- 本文
元海自特殊部隊員が語る「尖閣諸島、北朝鮮以上の、この国の危機」

最前線の自衛官は国のために死ねるのか
近藤 大介, 伊藤祐靖 プロフィール

「国家理念」を持たない国

近藤: 『邦人奪還』の中で、とても象徴的なシーンがあります。第3章で、北朝鮮で生存しているという6人の日本人拉致被害者の奪還作戦を実行するための会議が、深夜に首相官邸で開かれる場面です。

北朝鮮への自衛隊派遣をお気軽に考えている首相や官房長官に、主人公である海上自衛隊特別警備隊第3小隊長の藤井義貴3佐が迫ります(以下、書籍からの引用部分は抜粋の上編集した)

「武力を使うのであれば、必ず何かを失います。よく政治家の方は、選挙は命懸けとかなんとかおっしゃいますが、そういう比喩ではないですよ。本当の死です。

なぜ、犠牲を払ってでも救出するとお決めになったんですか。まさか、党のためとか、政権のためとか、どこかの大統領に言われたとかでは……」

こういった言葉で会議は緊迫しますが、最後は、藤井3佐が唯一、尊敬する陸上自衛隊特殊作戦群長の天道剣一1佐が諫めます。

「結論から申し上げれば、『我が国の国家理念を貫くため』です。これ以外のはずがないのです。なぜなら軍事作戦は、国家がその発動を決意し、国家がその発動を命じて初めて行われるものだからです」

まさに迫真のシーンですね。

伊藤: あのシーンは、どうしてもこだわりがあった部分でした。この小説自体、一言で言うと、「国家理念」がはっきり定まっていないと困る人たちの物語なんです。

政治家は、「国民の生命と財産を守る」とよくおっしゃいます。もちろん、それは非常に大切ですが、それがすべてかというと、私は違うと思っています。もし、国民の生命と財産よりも優先すべきものはない、というのであれば、この小説に出てくる作戦(6名を救出するために、より多くの生命を失う、損耗の可能性を前提に自衛隊を投入すること)は、決してやってはいけないことになります。

でも、お読みになったら、簡単に否定はできないと思うんです。同意はできずとも、悩み迷うにしても、バカバカしいと一言で済ませられる方はどこにもいないのではないでしょうか。

近藤: 続くシーンも印象的です。奪還作戦の決行が決まり、藤井小隊長が部下たちに説明する。その時、部下の一人が、「もしも敵の捕虜になったらどうなるのか」と質問する。それに対する藤井小隊長の答えは、ズシリと来ます。

「自衛官は、捕虜にはならない。なれないんだよ。日本に軍隊はないと憲法で宣言しているよな。だから軍人は存在しない。軍人じゃない人間は捕虜にはなれない。

軍人は、自国が定めた軍法で権利と義務が規定され、それによって裁かれる。この軍法がないというのは、とんでもない話なんだ。別の視点で見れば、日本は恐ろしい国だよ」

- 利用可能なデータ
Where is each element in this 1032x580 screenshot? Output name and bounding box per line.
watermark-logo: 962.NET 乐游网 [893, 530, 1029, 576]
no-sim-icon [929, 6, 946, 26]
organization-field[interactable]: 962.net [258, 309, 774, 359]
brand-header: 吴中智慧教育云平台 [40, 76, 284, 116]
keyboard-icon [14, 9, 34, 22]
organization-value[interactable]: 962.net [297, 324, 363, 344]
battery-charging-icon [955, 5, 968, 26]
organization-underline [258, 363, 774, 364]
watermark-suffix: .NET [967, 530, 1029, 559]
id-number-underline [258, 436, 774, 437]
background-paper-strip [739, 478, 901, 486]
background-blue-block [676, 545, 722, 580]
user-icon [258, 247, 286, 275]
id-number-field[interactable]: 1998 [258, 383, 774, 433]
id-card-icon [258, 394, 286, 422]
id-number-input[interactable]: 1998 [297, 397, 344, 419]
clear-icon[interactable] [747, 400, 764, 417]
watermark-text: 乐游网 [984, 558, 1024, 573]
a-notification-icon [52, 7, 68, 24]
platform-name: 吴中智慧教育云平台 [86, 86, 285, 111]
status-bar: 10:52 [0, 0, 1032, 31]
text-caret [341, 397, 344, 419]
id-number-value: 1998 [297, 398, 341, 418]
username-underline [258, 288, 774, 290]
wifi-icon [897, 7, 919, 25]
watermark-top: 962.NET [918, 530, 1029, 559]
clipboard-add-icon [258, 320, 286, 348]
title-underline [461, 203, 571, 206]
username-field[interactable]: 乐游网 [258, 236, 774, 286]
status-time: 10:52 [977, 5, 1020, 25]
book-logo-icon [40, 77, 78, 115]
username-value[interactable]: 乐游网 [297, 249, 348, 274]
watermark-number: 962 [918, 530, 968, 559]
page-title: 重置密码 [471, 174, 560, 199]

- 作業指示 1
本文で藤井3佐が「自衛官は、捕虜にはならない」と述べる理由を、本文に示された根拠に沿って1〜3文で説明せよ。
- 作業指示 2
本文によると、北朝鮮で生存しているとされ、奪還作戦の対象となる日本人拉致被害者は何人か。
- 作業指示 3
本文の「近藤: 『邦人奪還』の中で、」から「統領に言われたとかでは……」」までを、一字も変えずに書き写せ。

- 解答例 1
憲法で日本に軍隊はないと宣言しているため、日本には軍人が存在しない。そして軍人ではない人間は捕虜になれないので、自衛官は捕虜になれないというのが理由である。

- 解答例 2
6人である。

- 解答例 3
近藤: 『邦人奪還』の中で、とても象徴的なシーンがあります。第3章で、北朝鮮で生存しているという6人の日本人拉致被害者の奪還作戦を実行するための会議が、深夜に首相官邸で開かれる場面です。

北朝鮮への自衛隊派遣をお気軽に考えている首相や官房長官に、主人公である海上自衛隊特別警備隊第3小隊長の藤井義貴3佐が迫ります(以下、書籍からの引用部分は抜粋の上編集した)

「武力を使うのであれば、必ず何かを失います。よく政治家の方は、選挙は命懸けとかなんとかおっしゃいますが、そういう比喩ではないですよ。本当の死です。

なぜ、犠牲を払ってでも救出するとお決めになったんですか。まさか、党のためとか、政権のためとか、どこかの大統領に言われたとかでは……」